%%
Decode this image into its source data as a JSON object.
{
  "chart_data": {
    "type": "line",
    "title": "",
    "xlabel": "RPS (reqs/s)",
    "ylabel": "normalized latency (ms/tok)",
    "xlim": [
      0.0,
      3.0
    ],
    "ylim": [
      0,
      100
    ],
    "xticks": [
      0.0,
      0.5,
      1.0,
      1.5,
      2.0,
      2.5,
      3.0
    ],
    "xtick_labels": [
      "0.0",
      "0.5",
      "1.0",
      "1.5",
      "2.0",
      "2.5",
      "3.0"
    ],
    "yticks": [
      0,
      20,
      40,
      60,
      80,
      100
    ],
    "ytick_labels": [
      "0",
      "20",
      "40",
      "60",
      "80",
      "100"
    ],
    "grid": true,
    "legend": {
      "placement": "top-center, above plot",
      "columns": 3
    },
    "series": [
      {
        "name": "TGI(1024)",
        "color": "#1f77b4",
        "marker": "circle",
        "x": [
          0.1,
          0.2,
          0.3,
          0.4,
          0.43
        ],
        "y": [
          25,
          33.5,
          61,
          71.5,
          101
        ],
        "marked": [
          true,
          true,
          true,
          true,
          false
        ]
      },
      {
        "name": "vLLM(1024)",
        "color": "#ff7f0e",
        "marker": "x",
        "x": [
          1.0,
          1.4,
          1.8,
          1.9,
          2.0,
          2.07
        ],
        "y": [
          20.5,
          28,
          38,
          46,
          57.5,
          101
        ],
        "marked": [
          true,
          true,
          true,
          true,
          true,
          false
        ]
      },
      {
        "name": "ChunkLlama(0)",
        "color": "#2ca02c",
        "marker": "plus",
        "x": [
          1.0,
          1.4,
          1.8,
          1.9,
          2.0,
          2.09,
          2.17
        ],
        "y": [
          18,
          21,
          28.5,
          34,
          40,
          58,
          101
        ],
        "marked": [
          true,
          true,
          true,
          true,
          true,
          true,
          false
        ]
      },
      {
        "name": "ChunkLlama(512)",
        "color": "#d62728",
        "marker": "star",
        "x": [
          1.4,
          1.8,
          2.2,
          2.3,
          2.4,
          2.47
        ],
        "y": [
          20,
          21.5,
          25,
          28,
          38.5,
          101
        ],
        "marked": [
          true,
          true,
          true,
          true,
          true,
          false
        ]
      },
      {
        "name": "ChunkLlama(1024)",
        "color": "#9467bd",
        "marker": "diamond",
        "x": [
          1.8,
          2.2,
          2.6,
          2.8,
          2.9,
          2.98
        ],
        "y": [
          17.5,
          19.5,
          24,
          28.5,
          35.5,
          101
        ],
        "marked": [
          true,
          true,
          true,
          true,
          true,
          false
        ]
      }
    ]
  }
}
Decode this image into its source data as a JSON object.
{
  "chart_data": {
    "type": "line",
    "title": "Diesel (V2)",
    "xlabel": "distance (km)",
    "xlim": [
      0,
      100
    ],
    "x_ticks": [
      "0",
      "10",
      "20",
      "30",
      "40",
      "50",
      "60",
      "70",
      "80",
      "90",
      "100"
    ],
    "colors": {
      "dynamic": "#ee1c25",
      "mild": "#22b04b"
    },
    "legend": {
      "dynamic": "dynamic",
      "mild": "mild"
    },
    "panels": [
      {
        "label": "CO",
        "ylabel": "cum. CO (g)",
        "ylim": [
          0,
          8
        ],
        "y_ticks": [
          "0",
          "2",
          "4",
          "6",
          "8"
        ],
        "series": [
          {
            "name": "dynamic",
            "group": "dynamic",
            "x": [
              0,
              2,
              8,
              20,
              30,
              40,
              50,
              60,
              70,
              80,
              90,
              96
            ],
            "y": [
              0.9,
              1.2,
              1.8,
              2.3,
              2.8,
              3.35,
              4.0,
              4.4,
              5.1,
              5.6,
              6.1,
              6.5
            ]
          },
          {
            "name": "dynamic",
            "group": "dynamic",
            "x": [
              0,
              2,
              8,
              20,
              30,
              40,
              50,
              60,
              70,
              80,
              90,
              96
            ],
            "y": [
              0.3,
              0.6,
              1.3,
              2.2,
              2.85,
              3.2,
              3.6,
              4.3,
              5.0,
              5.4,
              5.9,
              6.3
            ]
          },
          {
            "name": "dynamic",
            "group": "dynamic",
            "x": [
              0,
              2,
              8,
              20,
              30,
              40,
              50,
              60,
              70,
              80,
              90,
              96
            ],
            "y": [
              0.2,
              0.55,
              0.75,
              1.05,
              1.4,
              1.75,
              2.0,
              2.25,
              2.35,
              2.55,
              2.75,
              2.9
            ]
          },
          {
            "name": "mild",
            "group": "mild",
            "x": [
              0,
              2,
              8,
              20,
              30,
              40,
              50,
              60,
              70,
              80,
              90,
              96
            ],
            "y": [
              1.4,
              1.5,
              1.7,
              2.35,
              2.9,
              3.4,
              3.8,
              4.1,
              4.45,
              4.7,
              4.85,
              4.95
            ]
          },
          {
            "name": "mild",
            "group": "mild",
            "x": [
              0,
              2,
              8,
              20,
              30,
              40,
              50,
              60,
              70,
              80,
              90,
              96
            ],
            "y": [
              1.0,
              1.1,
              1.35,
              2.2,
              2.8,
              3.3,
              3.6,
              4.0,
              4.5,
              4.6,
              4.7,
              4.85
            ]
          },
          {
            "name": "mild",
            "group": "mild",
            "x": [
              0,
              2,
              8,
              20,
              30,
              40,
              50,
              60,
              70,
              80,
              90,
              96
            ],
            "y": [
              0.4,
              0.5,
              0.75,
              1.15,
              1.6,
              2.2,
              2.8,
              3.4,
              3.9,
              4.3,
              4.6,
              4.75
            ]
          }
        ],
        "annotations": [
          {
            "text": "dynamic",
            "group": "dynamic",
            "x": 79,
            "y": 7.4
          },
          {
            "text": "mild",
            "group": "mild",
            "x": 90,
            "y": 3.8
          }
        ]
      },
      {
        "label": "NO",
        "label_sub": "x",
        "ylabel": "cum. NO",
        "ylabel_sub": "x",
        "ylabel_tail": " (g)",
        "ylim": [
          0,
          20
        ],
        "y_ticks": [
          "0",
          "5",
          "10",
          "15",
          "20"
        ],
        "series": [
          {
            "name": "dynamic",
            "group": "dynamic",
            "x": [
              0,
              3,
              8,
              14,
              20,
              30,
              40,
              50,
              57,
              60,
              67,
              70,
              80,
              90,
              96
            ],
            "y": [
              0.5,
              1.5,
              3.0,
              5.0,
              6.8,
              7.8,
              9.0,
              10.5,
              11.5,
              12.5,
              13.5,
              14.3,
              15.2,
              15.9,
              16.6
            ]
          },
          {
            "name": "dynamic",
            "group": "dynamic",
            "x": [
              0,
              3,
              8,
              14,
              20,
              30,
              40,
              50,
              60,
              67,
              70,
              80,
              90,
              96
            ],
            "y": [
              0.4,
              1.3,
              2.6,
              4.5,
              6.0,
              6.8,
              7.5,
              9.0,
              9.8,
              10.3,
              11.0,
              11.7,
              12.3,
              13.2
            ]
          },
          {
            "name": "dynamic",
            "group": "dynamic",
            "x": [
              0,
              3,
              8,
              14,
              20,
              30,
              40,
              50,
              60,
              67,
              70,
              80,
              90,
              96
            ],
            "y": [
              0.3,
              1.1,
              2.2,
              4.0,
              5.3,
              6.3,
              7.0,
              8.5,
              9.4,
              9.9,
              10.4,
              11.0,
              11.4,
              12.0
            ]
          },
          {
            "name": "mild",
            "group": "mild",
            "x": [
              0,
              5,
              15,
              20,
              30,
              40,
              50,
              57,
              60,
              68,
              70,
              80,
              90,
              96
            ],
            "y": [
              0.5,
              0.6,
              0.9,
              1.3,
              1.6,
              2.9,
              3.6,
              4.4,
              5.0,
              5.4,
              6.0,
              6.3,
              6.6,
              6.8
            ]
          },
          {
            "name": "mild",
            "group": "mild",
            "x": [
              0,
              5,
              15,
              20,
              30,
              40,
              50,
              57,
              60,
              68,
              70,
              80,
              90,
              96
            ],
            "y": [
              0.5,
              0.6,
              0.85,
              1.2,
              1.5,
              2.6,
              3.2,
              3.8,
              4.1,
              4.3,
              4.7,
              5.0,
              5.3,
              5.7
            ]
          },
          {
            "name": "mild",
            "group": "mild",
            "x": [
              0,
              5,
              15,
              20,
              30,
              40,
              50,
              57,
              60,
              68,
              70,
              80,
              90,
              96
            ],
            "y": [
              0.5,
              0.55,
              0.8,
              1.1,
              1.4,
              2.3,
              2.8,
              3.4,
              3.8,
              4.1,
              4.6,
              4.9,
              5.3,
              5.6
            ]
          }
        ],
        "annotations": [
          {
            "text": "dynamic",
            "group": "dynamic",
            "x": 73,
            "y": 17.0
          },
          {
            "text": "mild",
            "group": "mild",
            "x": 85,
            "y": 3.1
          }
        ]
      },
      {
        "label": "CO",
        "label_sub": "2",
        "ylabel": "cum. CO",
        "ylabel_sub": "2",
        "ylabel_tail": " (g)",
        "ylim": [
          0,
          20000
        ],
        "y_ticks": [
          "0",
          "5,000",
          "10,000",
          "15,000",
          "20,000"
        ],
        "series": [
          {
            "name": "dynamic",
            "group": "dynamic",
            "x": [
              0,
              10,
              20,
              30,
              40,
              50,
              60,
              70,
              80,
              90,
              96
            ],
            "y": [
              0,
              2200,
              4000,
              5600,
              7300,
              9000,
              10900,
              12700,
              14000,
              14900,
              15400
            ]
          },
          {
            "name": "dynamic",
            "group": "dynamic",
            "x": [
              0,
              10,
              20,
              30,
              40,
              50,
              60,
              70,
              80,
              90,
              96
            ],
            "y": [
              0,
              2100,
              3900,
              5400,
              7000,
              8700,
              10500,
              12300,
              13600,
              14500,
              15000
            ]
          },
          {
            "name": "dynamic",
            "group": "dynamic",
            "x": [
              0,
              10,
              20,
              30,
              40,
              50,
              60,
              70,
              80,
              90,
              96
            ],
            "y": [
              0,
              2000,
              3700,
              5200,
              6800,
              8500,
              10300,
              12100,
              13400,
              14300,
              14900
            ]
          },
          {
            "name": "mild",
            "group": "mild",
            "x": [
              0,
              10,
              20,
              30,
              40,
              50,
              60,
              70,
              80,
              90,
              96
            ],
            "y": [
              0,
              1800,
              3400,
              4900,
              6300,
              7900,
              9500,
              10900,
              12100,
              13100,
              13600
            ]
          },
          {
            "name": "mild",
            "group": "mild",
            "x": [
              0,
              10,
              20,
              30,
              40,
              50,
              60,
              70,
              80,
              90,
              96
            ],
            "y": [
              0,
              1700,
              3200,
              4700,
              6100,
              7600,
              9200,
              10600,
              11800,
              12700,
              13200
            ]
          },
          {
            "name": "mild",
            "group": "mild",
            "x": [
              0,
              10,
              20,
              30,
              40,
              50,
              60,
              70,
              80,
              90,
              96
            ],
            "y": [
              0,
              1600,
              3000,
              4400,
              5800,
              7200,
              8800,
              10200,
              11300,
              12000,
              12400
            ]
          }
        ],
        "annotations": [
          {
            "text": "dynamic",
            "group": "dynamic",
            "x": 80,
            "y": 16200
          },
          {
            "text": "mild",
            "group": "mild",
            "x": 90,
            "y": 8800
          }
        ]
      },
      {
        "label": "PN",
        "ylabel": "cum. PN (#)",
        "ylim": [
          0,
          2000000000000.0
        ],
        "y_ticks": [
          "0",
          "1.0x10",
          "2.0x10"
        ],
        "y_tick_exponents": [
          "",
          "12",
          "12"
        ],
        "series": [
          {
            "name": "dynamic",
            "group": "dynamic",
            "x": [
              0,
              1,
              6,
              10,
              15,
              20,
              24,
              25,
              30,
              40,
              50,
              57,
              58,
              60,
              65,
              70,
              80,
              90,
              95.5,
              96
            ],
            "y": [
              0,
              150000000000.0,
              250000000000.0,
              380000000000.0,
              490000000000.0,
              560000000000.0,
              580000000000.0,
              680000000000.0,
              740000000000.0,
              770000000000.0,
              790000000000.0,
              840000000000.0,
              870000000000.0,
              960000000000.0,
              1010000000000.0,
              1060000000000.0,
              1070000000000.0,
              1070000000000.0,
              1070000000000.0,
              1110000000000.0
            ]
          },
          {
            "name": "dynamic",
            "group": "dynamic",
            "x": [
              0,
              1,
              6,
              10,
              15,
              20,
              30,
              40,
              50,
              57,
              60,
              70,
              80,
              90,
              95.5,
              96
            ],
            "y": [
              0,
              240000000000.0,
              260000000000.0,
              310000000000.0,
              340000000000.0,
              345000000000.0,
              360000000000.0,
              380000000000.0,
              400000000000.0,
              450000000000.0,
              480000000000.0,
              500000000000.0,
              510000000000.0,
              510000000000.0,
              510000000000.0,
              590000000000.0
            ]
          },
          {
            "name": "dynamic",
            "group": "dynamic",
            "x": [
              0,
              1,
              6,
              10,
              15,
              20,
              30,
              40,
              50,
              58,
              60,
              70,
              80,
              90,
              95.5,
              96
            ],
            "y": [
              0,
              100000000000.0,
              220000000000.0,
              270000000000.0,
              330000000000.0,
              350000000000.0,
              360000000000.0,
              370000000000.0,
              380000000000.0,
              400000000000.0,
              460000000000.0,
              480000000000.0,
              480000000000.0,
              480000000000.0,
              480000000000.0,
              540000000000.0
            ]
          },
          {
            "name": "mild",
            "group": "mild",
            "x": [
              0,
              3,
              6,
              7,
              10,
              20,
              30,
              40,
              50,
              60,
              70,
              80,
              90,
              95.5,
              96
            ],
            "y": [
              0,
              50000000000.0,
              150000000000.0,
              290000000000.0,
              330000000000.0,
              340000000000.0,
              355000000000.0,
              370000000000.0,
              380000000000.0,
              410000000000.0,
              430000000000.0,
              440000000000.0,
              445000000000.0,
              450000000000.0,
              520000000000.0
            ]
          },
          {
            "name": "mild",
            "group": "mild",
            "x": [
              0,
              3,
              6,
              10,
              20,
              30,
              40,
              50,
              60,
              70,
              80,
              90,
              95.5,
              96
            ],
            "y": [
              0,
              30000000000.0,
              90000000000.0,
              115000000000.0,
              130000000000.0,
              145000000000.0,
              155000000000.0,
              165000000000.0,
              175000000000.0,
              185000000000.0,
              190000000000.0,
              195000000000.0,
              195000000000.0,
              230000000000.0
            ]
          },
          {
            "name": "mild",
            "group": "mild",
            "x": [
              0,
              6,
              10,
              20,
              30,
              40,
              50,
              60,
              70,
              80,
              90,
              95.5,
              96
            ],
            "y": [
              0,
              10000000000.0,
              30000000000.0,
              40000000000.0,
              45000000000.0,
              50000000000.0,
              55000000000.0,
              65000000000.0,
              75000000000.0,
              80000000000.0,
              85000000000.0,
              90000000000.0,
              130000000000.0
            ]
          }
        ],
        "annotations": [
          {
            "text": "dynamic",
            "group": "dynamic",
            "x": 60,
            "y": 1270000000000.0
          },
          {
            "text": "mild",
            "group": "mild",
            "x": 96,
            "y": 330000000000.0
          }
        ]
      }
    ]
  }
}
%%
Work instructions
In the listing, find each line with the string "ChunkLlama" and copy it.

Task output
        "name": "ChunkLlama(0)",
        "name": "ChunkLlama(512)",
        "name": "ChunkLlama(1024)",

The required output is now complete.